What needs to be done: Search the data for the word "title". Reproduce every line where it is found.

Provided entries:
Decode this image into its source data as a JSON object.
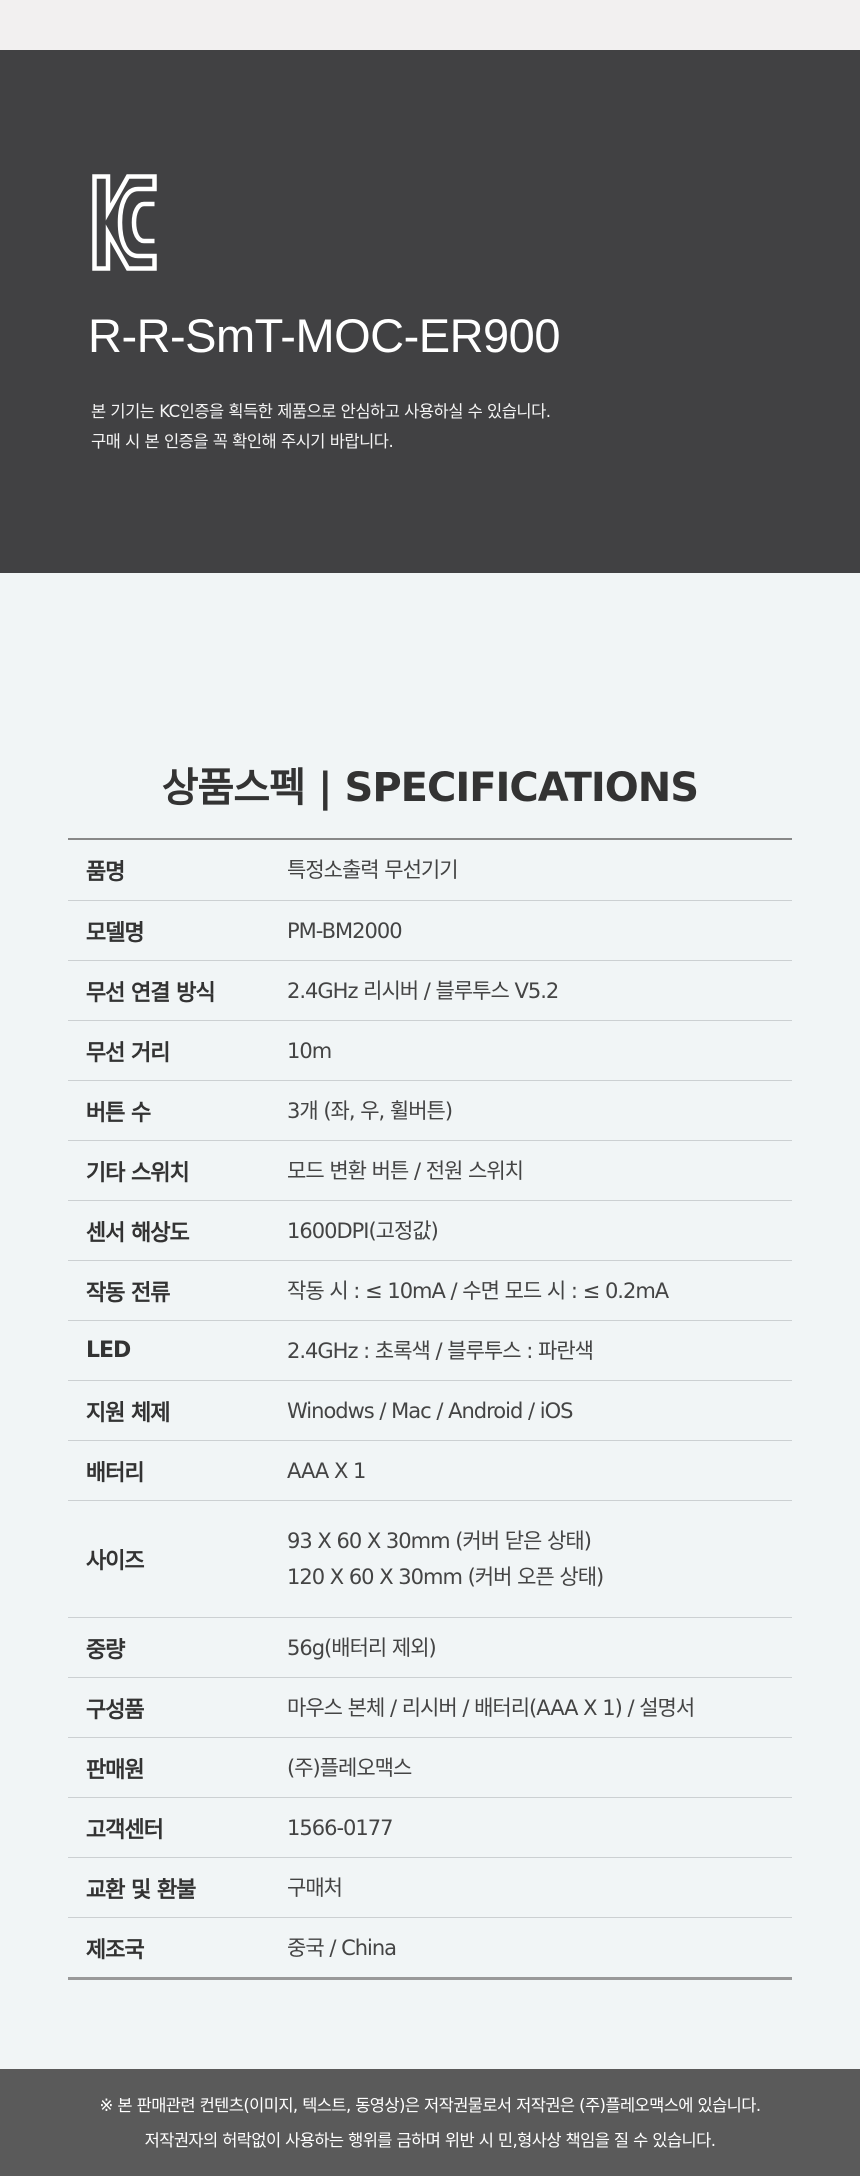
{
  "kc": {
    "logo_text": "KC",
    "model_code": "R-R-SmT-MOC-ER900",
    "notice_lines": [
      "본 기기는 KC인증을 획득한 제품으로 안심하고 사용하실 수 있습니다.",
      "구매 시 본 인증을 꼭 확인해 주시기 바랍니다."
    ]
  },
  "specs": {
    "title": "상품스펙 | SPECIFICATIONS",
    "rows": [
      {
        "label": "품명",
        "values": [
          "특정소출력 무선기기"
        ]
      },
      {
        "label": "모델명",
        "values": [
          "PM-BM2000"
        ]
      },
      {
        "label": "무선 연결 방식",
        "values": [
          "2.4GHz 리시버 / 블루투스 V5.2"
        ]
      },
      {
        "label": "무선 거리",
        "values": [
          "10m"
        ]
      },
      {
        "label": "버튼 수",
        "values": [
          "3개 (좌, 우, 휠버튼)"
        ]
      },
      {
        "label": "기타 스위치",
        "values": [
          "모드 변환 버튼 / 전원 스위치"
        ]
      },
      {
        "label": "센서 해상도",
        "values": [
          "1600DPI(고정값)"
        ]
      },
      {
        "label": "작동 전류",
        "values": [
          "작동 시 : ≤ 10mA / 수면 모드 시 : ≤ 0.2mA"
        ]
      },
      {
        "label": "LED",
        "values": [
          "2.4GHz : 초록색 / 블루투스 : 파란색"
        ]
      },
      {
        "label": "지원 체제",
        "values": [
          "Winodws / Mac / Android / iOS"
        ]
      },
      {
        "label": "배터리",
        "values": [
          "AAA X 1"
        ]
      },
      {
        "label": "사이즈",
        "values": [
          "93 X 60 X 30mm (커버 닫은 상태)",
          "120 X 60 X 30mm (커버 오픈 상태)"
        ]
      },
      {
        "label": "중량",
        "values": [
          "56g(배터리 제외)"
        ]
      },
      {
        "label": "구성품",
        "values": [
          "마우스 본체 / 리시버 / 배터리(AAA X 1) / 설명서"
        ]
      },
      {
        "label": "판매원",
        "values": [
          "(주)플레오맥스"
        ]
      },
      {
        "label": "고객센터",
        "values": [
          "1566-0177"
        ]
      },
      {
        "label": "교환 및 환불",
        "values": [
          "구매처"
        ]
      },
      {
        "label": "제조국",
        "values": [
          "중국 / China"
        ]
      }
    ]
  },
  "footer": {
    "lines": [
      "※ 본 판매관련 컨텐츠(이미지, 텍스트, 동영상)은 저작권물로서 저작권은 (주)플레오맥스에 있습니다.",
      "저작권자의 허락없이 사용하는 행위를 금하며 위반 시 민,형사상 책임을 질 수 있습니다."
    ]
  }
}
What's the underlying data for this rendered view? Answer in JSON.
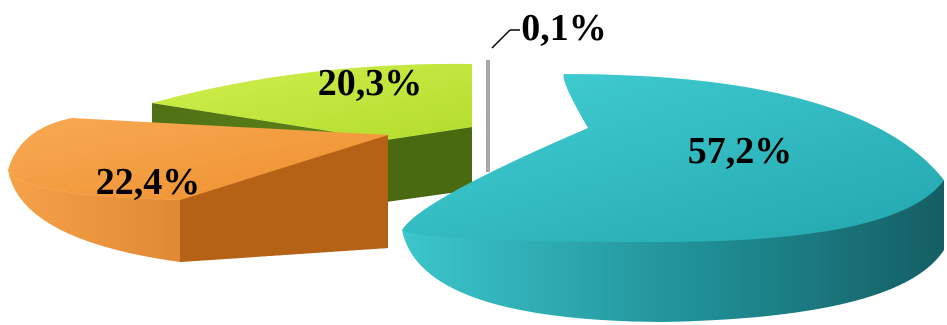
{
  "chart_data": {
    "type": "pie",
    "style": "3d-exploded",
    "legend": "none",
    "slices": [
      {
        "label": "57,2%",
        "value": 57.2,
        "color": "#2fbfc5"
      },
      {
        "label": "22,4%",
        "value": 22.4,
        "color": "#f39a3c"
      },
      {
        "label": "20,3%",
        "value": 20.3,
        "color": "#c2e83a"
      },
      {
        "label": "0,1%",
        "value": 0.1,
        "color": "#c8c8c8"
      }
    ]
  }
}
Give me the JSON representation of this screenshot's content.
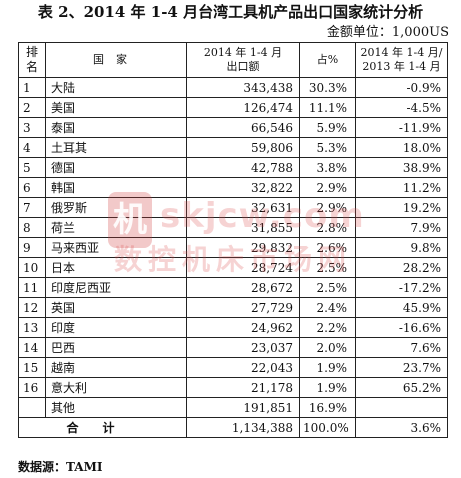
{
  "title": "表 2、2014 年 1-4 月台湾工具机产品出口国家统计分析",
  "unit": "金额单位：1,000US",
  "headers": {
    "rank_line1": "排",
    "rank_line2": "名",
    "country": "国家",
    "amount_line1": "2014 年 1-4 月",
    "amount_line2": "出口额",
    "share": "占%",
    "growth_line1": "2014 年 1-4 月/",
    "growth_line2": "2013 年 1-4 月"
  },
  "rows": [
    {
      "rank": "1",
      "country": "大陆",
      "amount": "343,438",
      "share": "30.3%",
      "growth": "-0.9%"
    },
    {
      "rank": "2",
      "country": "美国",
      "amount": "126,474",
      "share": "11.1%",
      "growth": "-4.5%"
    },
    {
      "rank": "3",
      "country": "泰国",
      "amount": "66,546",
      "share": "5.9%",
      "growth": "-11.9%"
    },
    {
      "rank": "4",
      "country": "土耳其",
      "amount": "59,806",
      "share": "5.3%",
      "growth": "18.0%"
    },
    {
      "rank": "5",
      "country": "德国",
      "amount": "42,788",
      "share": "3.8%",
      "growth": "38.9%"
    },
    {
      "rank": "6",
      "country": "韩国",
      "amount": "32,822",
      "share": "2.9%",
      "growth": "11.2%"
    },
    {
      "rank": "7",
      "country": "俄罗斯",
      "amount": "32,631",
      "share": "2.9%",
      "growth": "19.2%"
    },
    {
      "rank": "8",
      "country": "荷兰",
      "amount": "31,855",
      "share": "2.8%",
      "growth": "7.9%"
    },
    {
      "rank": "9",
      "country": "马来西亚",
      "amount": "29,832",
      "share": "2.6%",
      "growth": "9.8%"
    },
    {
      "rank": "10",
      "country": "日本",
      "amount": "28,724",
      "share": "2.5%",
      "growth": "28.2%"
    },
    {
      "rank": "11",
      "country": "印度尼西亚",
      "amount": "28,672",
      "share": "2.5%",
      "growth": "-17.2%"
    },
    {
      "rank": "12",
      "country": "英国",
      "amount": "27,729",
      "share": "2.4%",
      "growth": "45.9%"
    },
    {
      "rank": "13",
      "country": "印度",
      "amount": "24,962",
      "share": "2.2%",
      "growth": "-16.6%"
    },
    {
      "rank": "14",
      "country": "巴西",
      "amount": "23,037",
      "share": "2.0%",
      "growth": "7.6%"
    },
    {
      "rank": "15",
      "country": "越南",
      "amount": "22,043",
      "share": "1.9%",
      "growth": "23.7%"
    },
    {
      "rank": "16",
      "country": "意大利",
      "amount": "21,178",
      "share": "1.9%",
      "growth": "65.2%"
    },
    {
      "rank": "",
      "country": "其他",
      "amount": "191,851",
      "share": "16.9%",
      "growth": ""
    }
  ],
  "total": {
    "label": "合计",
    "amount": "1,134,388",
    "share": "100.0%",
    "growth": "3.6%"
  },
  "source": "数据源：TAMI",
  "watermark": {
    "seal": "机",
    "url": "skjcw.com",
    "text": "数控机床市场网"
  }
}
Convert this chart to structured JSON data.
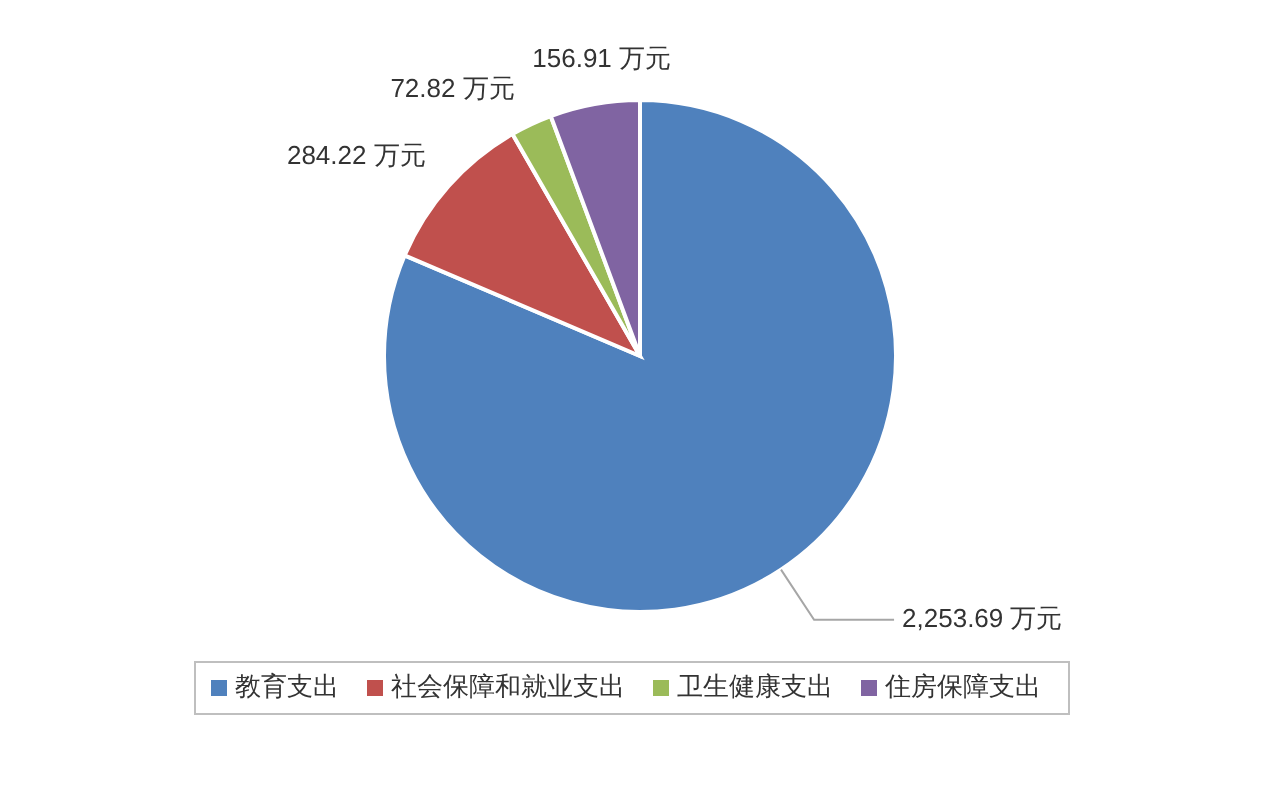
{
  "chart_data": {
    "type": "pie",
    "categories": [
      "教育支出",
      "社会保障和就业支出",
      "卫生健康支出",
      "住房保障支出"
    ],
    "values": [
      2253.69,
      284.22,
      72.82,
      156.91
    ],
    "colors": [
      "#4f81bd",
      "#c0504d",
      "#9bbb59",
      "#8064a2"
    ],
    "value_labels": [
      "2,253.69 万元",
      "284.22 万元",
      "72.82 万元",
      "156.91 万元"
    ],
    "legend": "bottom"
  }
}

Answer below:
    "title": "상품스펙 | SPECIFICATIONS",
  "title": "表 2、2014 年 1-4 月台湾工具机产品出口国家统计分析",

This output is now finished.